[Start]
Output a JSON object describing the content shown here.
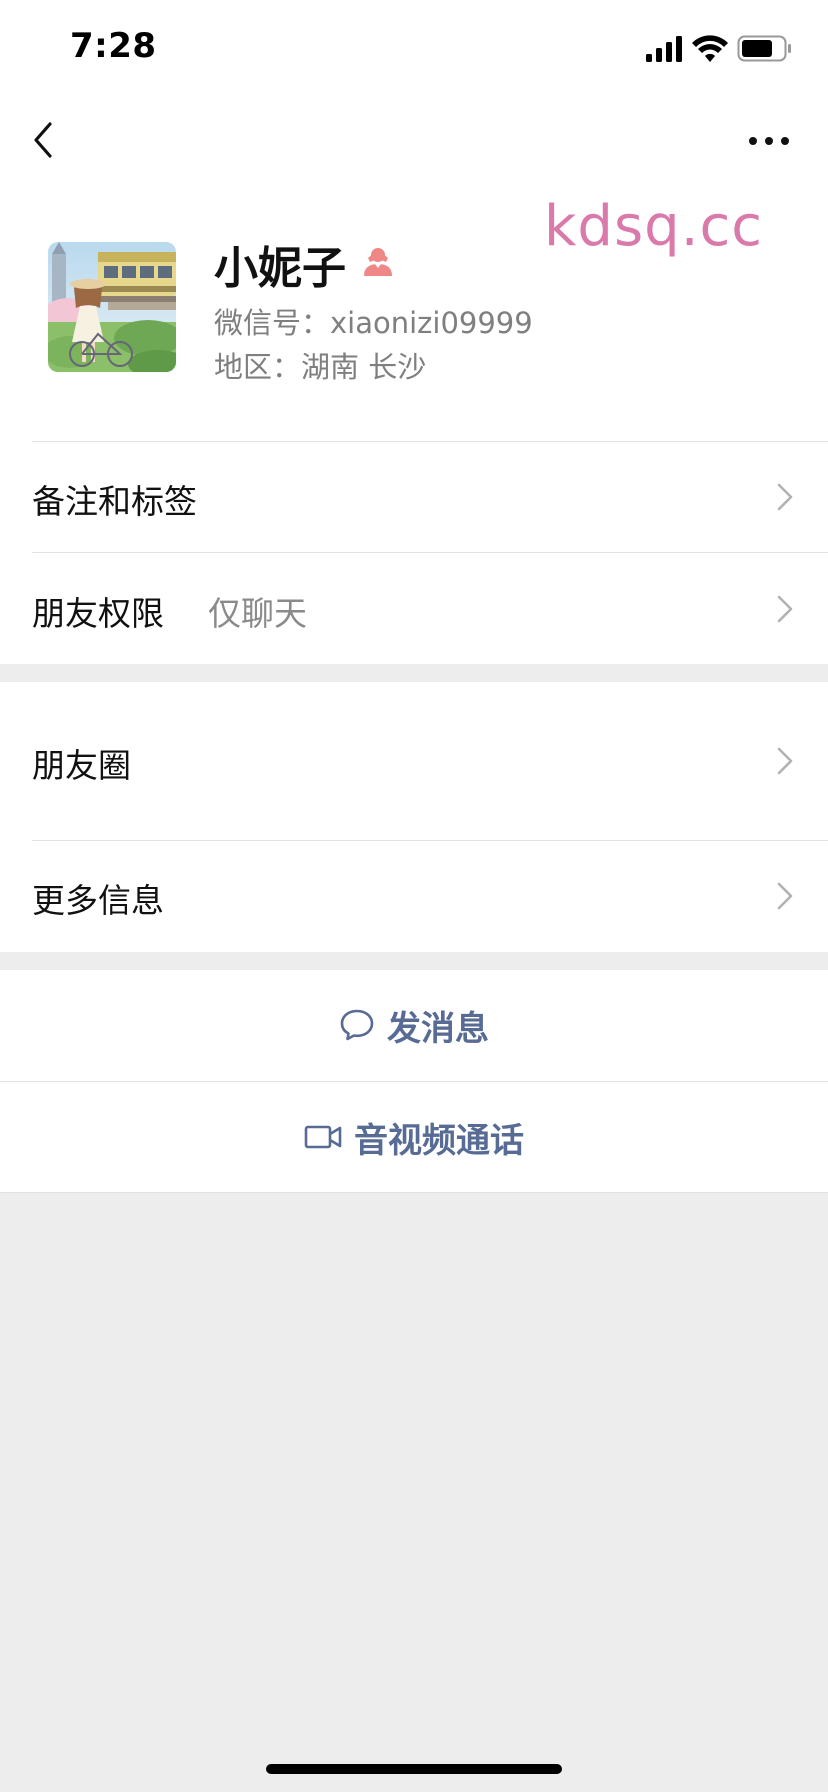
{
  "status_bar": {
    "time": "7:28"
  },
  "profile": {
    "name": "小妮子",
    "wechat_id": "微信号：xiaonizi09999",
    "region": "地区：湖南 长沙",
    "gender_icon": "female-user-icon"
  },
  "watermark": "kdsq.cc",
  "rows": {
    "remark": {
      "label": "备注和标签"
    },
    "permission": {
      "label": "朋友权限",
      "value": "仅聊天"
    },
    "moments": {
      "label": "朋友圈"
    },
    "more_info": {
      "label": "更多信息"
    }
  },
  "actions": {
    "message": {
      "label": "发消息",
      "icon": "chat-bubble-icon"
    },
    "call": {
      "label": "音视频通话",
      "icon": "video-camera-icon"
    }
  },
  "colors": {
    "link": "#576b95",
    "background": "#ededed",
    "watermark": "#d97aab",
    "gender": "#f08787"
  }
}
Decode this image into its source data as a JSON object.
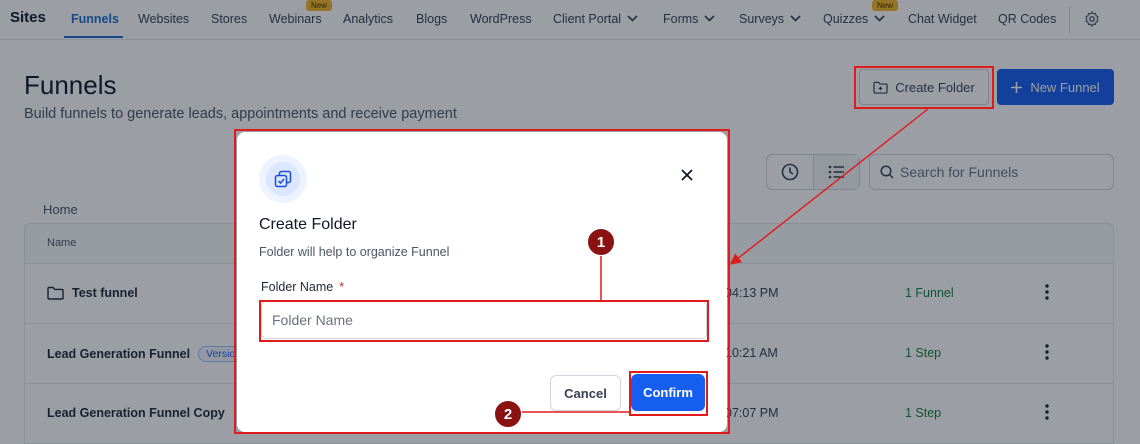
{
  "nav": {
    "brand": "Sites",
    "items": [
      {
        "label": "Funnels"
      },
      {
        "label": "Websites"
      },
      {
        "label": "Stores"
      },
      {
        "label": "Webinars",
        "badge": "New"
      },
      {
        "label": "Analytics"
      },
      {
        "label": "Blogs"
      },
      {
        "label": "WordPress"
      },
      {
        "label": "Client Portal"
      },
      {
        "label": "Forms"
      },
      {
        "label": "Surveys"
      },
      {
        "label": "Quizzes",
        "badge": "New"
      },
      {
        "label": "Chat Widget"
      },
      {
        "label": "QR Codes"
      }
    ]
  },
  "page": {
    "title": "Funnels",
    "subtitle": "Build funnels to generate leads, appointments and receive payment",
    "create_folder_label": "Create Folder",
    "new_funnel_label": "New Funnel",
    "search_placeholder": "Search for Funnels",
    "breadcrumb": "Home"
  },
  "table": {
    "name_header": "Name",
    "rows": [
      {
        "name": "Test funnel",
        "time": "04:13 PM",
        "count": "1 Funnel"
      },
      {
        "name": "Lead Generation Funnel",
        "badge": "Versio",
        "time": "10:21 AM",
        "count": "1 Step"
      },
      {
        "name": "Lead Generation Funnel Copy",
        "time": "07:07 PM",
        "count": "1 Step"
      }
    ]
  },
  "modal": {
    "title": "Create Folder",
    "description": "Folder will help to organize Funnel",
    "field_label": "Folder Name",
    "required_mark": "*",
    "input_placeholder": "Folder Name",
    "cancel_label": "Cancel",
    "confirm_label": "Confirm"
  },
  "annotations": {
    "step_1": "1",
    "step_2": "2",
    "color": "#e01b1b"
  },
  "colors": {
    "primary": "#155eef",
    "active_nav": "#1d6fd1",
    "success": "#16803c",
    "badge_new": "#f5b921"
  }
}
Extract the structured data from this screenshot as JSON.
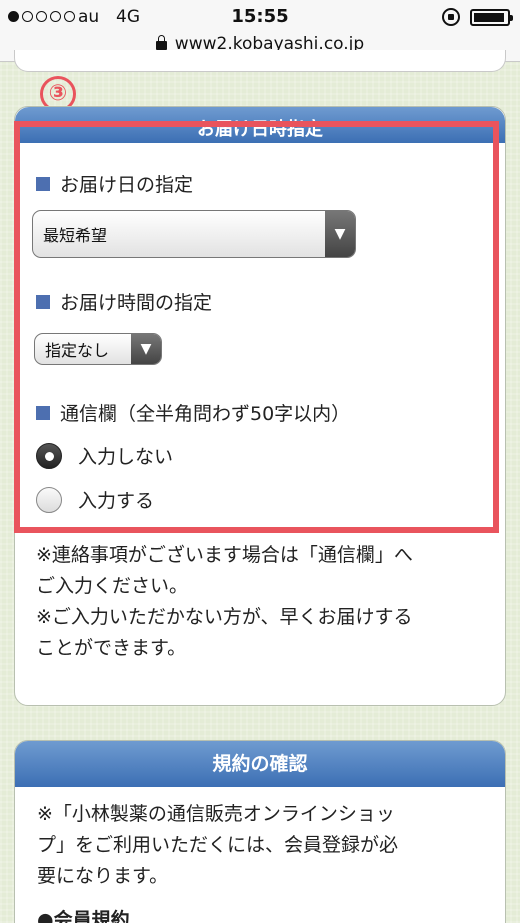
{
  "status_bar": {
    "carrier": "au",
    "network": "4G",
    "time": "15:55"
  },
  "url_bar": {
    "url": "www2.kobayashi.co.jp"
  },
  "annotation": {
    "number": "③",
    "color": "#e9545d"
  },
  "delivery_section": {
    "header": "お届け日時指定",
    "date_label": "お届け日の指定",
    "date_select": {
      "value": "最短希望"
    },
    "time_label": "お届け時間の指定",
    "time_select": {
      "value": "指定なし"
    },
    "message_label": "通信欄（全半角問わず50字以内）",
    "radio_options": [
      {
        "label": "入力しない",
        "checked": true
      },
      {
        "label": "入力する",
        "checked": false
      }
    ],
    "note_lines": [
      "※連絡事項がございます場合は「通信欄」へ",
      "ご入力ください。",
      "※ご入力いただかない方が、早くお届けする",
      "ことができます。"
    ]
  },
  "terms_section": {
    "header": "規約の確認",
    "text_lines": [
      "※「小林製薬の通信販売オンラインショッ",
      "プ」をご利用いただくには、会員登録が必",
      "要になります。"
    ],
    "sub_heading": "●会員規約"
  },
  "colors": {
    "header_blue": "#3c6fb4",
    "highlight_red": "#e9545d",
    "label_square": "#4d6fb0"
  }
}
[End]
* **Short task**
Restate each of the entries above word for word and skip every image.

* **Written reply**
Output a JSON object describing the content shown here.
{
  "status_bar": {
    "time": "7:28"
  },
  "profile": {
    "name": "小妮子",
    "wechat_id": "微信号：xiaonizi09999",
    "region": "地区：湖南 长沙",
    "gender_icon": "female-user-icon"
  },
  "watermark": "kdsq.cc",
  "rows": {
    "remark": {
      "label": "备注和标签"
    },
    "permission": {
      "label": "朋友权限",
      "value": "仅聊天"
    },
    "moments": {
      "label": "朋友圈"
    },
    "more_info": {
      "label": "更多信息"
    }
  },
  "actions": {
    "message": {
      "label": "发消息",
      "icon": "chat-bubble-icon"
    },
    "call": {
      "label": "音视频通话",
      "icon": "video-camera-icon"
    }
  },
  "colors": {
    "link": "#576b95",
    "background": "#ededed",
    "watermark": "#d97aab",
    "gender": "#f08787"
  }
}
Decode this image into its source data as a JSON object.
{
  "nav": {
    "brand": "Sites",
    "items": [
      {
        "label": "Funnels"
      },
      {
        "label": "Websites"
      },
      {
        "label": "Stores"
      },
      {
        "label": "Webinars",
        "badge": "New"
      },
      {
        "label": "Analytics"
      },
      {
        "label": "Blogs"
      },
      {
        "label": "WordPress"
      },
      {
        "label": "Client Portal"
      },
      {
        "label": "Forms"
      },
      {
        "label": "Surveys"
      },
      {
        "label": "Quizzes",
        "badge": "New"
      },
      {
        "label": "Chat Widget"
      },
      {
        "label": "QR Codes"
      }
    ]
  },
  "page": {
    "title": "Funnels",
    "subtitle": "Build funnels to generate leads, appointments and receive payment",
    "create_folder_label": "Create Folder",
    "new_funnel_label": "New Funnel",
    "search_placeholder": "Search for Funnels",
    "breadcrumb": "Home"
  },
  "table": {
    "name_header": "Name",
    "rows": [
      {
        "name": "Test funnel",
        "time": "04:13 PM",
        "count": "1 Funnel"
      },
      {
        "name": "Lead Generation Funnel",
        "badge": "Versio",
        "time": "10:21 AM",
        "count": "1 Step"
      },
      {
        "name": "Lead Generation Funnel Copy",
        "time": "07:07 PM",
        "count": "1 Step"
      }
    ]
  },
  "modal": {
    "title": "Create Folder",
    "description": "Folder will help to organize Funnel",
    "field_label": "Folder Name",
    "required_mark": "*",
    "input_placeholder": "Folder Name",
    "cancel_label": "Cancel",
    "confirm_label": "Confirm"
  },
  "annotations": {
    "step_1": "1",
    "step_2": "2",
    "color": "#e01b1b"
  },
  "colors": {
    "primary": "#155eef",
    "active_nav": "#1d6fd1",
    "success": "#16803c",
    "badge_new": "#f5b921"
  }
}
Extract the structured data from this screenshot as JSON.
{
  "status_bar": {
    "carrier": "au",
    "network": "4G",
    "time": "15:55"
  },
  "url_bar": {
    "url": "www2.kobayashi.co.jp"
  },
  "annotation": {
    "number": "③",
    "color": "#e9545d"
  },
  "delivery_section": {
    "header": "お届け日時指定",
    "date_label": "お届け日の指定",
    "date_select": {
      "value": "最短希望"
    },
    "time_label": "お届け時間の指定",
    "time_select": {
      "value": "指定なし"
    },
    "message_label": "通信欄（全半角問わず50字以内）",
    "radio_options": [
      {
        "label": "入力しない",
        "checked": true
      },
      {
        "label": "入力する",
        "checked": false
      }
    ],
    "note_lines": [
      "※連絡事項がございます場合は「通信欄」へ",
      "ご入力ください。",
      "※ご入力いただかない方が、早くお届けする",
      "ことができます。"
    ]
  },
  "terms_section": {
    "header": "規約の確認",
    "text_lines": [
      "※「小林製薬の通信販売オンラインショッ",
      "プ」をご利用いただくには、会員登録が必",
      "要になります。"
    ],
    "sub_heading": "●会員規約"
  },
  "colors": {
    "header_blue": "#3c6fb4",
    "highlight_red": "#e9545d",
    "label_square": "#4d6fb0"
  }
}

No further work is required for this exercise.